Do this: Repeat the data below with every "answer-paragraph" changed to "answer-text" and everything else left as it is. Leave the pictures out.

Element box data
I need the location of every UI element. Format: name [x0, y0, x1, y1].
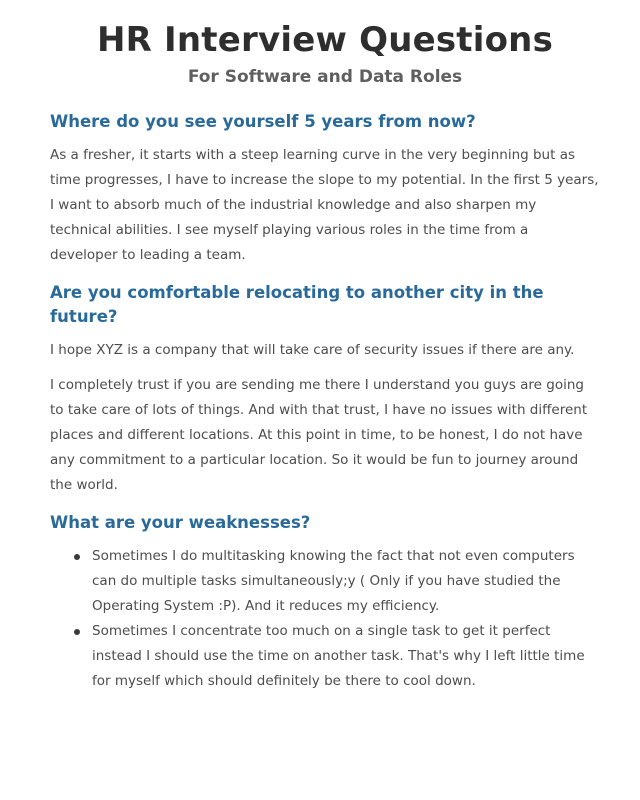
page-title: HR Interview Questions [96, 20, 554, 60]
section-five-years [50, 110, 600, 268]
bullet-icon [74, 554, 80, 560]
section-weaknesses [50, 511, 600, 694]
list-item-text: Sometimes I concentrate too much on a single task to get it perfect instead I should use the time on another task. That's why I left little time for myself which should definitely be there to cool down. [92, 623, 585, 689]
weakness-list [50, 544, 600, 694]
page-subtitle: For Software and Data Roles [187, 67, 463, 87]
list-item [72, 619, 600, 694]
list-item [72, 544, 600, 619]
list-item-text: Sometimes I do multitasking knowing the fact that not even computers can do multiple tasks simultaneously;y ( Only if you have studied the Operating System :P). And it reduces my efficiency. [92, 548, 575, 614]
answer-paragraph: I hope XYZ is a company that will take care of security issues if there are any. [50, 342, 575, 358]
section-relocating [50, 281, 600, 498]
question-heading: Where do you see yourself 5 years from now? [50, 112, 476, 131]
question-heading: What are your weaknesses? [50, 513, 311, 532]
question-heading: Are you comfortable relocating to another city in the future? [50, 283, 544, 326]
bullet-icon [74, 629, 80, 635]
answer-paragraph: I completely trust if you are sending me there I understand you guys are going to take care of lots of things. And with that trust, I have no issues with different places and different locations. At this point in time, to be honest, I do not have any commitment to a particular location. So it would be fun to journey around the world. [50, 377, 588, 493]
answer-paragraph: As a fresher, it starts with a steep learning curve in the very beginning but as time progresses, I have to increase the slope to my potential. In the first 5 years, I want to absorb much of the industrial knowledge and also sharpen my technical abilities. I see myself playing various roles in the time from a developer to leading a team. [50, 147, 599, 263]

Written answer:
I need the location of every UI element. Format: name [x0, y0, x1, y1].
page-title: HR Interview Questions [96, 20, 554, 60]
section-five-years [50, 110, 600, 268]
bullet-icon [74, 554, 80, 560]
section-weaknesses [50, 511, 600, 694]
list-item-text: Sometimes I concentrate too much on a single task to get it perfect instead I should use the time on another task. That's why I left little time for myself which should definitely be there to cool down. [92, 623, 585, 689]
weakness-list [50, 544, 600, 694]
page-subtitle: For Software and Data Roles [187, 67, 463, 87]
list-item [72, 619, 600, 694]
list-item [72, 544, 600, 619]
list-item-text: Sometimes I do multitasking knowing the fact that not even computers can do multiple tasks simultaneously;y ( Only if you have studied the Operating System :P). And it reduces my efficiency. [92, 548, 575, 614]
answer-text: I hope XYZ is a company that will take care of security issues if there are any. [50, 342, 575, 358]
section-relocating [50, 281, 600, 498]
question-heading: Where do you see yourself 5 years from now? [50, 112, 476, 131]
question-heading: What are your weaknesses? [50, 513, 311, 532]
question-heading: Are you comfortable relocating to another city in the future? [50, 283, 544, 326]
bullet-icon [74, 629, 80, 635]
answer-text: I completely trust if you are sending me there I understand you guys are going to take care of lots of things. And with that trust, I have no issues with different places and different locations. At this point in time, to be honest, I do not have any commitment to a particular location. So it would be fun to journey around the world. [50, 377, 588, 493]
answer-text: As a fresher, it starts with a steep learning curve in the very beginning but as time progresses, I have to increase the slope to my potential. In the first 5 years, I want to absorb much of the industrial knowledge and also sharpen my technical abilities. I see myself playing various roles in the time from a developer to leading a team. [50, 147, 599, 263]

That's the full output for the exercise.